Exercise aim: Every line with the string "icon" should be copied from the data.

Data shown:

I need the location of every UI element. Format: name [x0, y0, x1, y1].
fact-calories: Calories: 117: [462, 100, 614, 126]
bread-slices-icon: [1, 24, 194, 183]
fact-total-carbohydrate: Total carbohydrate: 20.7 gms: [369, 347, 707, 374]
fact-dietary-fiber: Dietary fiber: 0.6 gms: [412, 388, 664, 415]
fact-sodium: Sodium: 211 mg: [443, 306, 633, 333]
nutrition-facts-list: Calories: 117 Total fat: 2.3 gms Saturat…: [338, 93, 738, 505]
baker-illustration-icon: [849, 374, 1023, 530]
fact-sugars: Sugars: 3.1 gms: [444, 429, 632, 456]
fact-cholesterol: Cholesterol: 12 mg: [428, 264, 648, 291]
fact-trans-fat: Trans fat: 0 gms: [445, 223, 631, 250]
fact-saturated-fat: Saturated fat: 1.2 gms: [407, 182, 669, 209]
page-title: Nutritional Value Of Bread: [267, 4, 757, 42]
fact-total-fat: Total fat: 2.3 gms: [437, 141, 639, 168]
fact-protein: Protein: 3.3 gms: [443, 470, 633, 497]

Solution for this task:
bread-slices-icon: [1, 24, 194, 183]
baker-illustration-icon: [849, 374, 1023, 530]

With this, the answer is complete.